▶ [WHAT YOU WILL DO]
Which lines hold the word "RUBRIC"? Show each of them.

▶ [RAW RECORDS]
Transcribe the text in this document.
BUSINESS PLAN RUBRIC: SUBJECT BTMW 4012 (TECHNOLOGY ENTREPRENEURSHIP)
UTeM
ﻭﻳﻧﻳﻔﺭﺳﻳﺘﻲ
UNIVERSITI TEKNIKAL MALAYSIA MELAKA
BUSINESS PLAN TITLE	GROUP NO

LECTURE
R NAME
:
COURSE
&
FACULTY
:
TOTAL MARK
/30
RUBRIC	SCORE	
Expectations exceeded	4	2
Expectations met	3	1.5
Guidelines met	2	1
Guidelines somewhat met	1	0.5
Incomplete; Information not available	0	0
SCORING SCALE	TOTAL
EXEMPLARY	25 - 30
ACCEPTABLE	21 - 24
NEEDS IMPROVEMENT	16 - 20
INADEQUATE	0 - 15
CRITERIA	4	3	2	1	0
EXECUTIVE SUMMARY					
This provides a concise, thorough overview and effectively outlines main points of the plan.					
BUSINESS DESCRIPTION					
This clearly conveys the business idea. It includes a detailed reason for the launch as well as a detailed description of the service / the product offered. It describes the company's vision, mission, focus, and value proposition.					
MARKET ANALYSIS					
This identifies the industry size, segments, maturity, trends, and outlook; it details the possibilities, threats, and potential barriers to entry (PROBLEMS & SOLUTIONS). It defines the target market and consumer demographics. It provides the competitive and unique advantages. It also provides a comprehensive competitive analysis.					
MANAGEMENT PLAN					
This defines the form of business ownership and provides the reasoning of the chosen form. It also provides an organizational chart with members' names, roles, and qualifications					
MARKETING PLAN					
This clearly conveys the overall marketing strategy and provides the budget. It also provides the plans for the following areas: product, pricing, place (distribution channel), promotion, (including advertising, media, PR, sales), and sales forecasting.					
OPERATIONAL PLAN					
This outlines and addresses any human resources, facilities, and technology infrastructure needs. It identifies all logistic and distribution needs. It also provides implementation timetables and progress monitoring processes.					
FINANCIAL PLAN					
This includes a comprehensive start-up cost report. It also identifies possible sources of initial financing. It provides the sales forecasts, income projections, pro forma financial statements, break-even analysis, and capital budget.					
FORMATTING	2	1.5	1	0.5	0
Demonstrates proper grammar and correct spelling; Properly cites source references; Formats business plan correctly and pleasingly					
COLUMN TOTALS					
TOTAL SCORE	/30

▶ [THE REPLY]
BUSINESS PLAN RUBRIC: SUBJECT BTMW 4012 (TECHNOLOGY ENTREPRENEURSHIP)
RUBRIC	SCORE	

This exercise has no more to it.